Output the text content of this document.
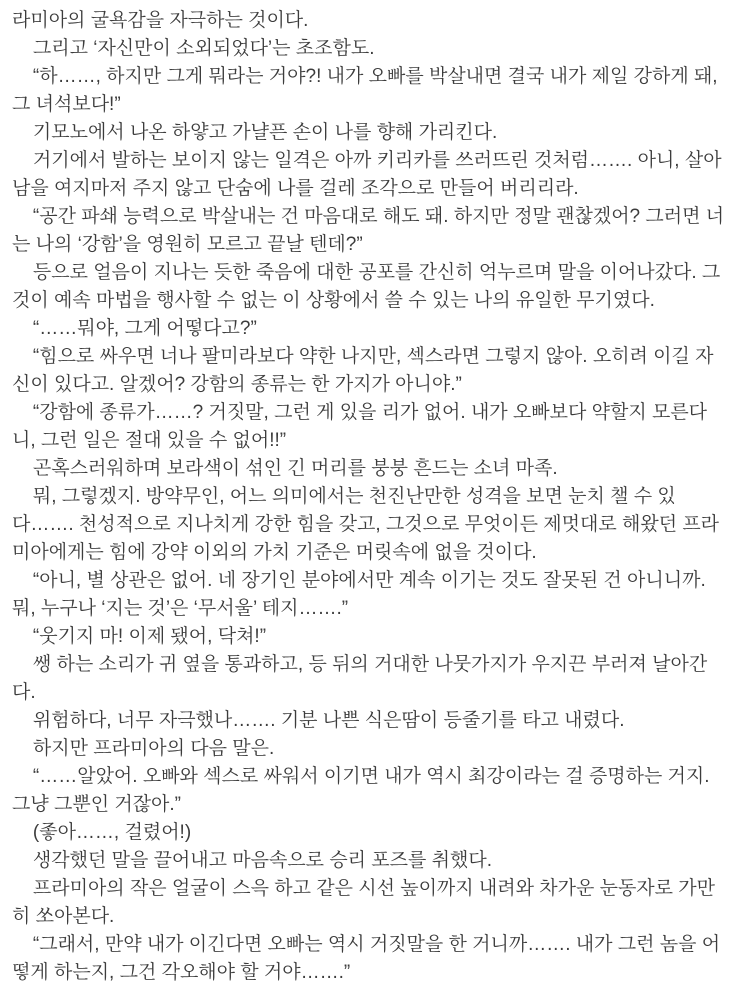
라미아의 굴욕감을 자극하는 것이다.

그리고 ‘자신만이 소외되었다’는 초조함도.

“하……, 하지만 그게 뭐라는 거야?! 내가 오빠를 박살내면 결국 내가 제일 강하게 돼, 그 녀석보다!”

기모노에서 나온 하얗고 가냘픈 손이 나를 향해 가리킨다.

거기에서 발하는 보이지 않는 일격은 아까 키리카를 쓰러뜨린 것처럼……. 아니, 살아남을 여지마저 주지 않고 단숨에 나를 걸레 조각으로 만들어 버리리라.

“공간 파쇄 능력으로 박살내는 건 마음대로 해도 돼. 하지만 정말 괜찮겠어? 그러면 너는 나의 ‘강함’을 영원히 모르고 끝날 텐데?”

등으로 얼음이 지나는 듯한 죽음에 대한 공포를 간신히 억누르며 말을 이어나갔다. 그것이 예속 마법을 행사할 수 없는 이 상황에서 쓸 수 있는 나의 유일한 무기였다.

“……뭐야, 그게 어떻다고?”

“힘으로 싸우면 너나 팔미라보다 약한 나지만, 섹스라면 그렇지 않아. 오히려 이길 자신이 있다고. 알겠어? 강함의 종류는 한 가지가 아니야.”

“강함에 종류가……? 거짓말, 그런 게 있을 리가 없어. 내가 오빠보다 약할지 모른다니, 그런 일은 절대 있을 수 없어!!”

곤혹스러워하며 보라색이 섞인 긴 머리를 붕붕 흔드는 소녀 마족.

뭐, 그렇겠지. 방약무인, 어느 의미에서는 천진난만한 성격을 보면 눈치 챌 수 있다……. 천성적으로 지나치게 강한 힘을 갖고, 그것으로 무엇이든 제멋대로 해왔던 프라미아에게는 힘에 강약 이외의 가치 기준은 머릿속에 없을 것이다.

“아니, 별 상관은 없어. 네 장기인 분야에서만 계속 이기는 것도 잘못된 건 아니니까. 뭐, 누구나 ‘지는 것’은 ‘무서울’ 테지…….”

“웃기지 마! 이제 됐어, 닥쳐!”

쌩 하는 소리가 귀 옆을 통과하고, 등 뒤의 거대한 나뭇가지가 우지끈 부러져 날아간다.

위험하다, 너무 자극했나……. 기분 나쁜 식은땀이 등줄기를 타고 내렸다.

하지만 프라미아의 다음 말은.

“……알았어. 오빠와 섹스로 싸워서 이기면 내가 역시 최강이라는 걸 증명하는 거지. 그냥 그뿐인 거잖아.”

(좋아……, 걸렸어!)

생각했던 말을 끌어내고 마음속으로 승리 포즈를 취했다.

프라미아의 작은 얼굴이 스윽 하고 같은 시선 높이까지 내려와 차가운 눈동자로 가만히 쏘아본다.

“그래서, 만약 내가 이긴다면 오빠는 역시 거짓말을 한 거니까……. 내가 그런 놈을 어떻게 하는지, 그건 각오해야 할 거야…….”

### DESCRIPTION OF THE TASK
Gather from the records above every line containing the string "프라미아의".

### RESPONSE TO THIS EXERCISE
하지만 프라미아의 다음 말은.
프라미아의 작은 얼굴이 스윽 하고 같은 시선 높이까지 내려와 차가운 눈동자로 가만히 쏘아본다.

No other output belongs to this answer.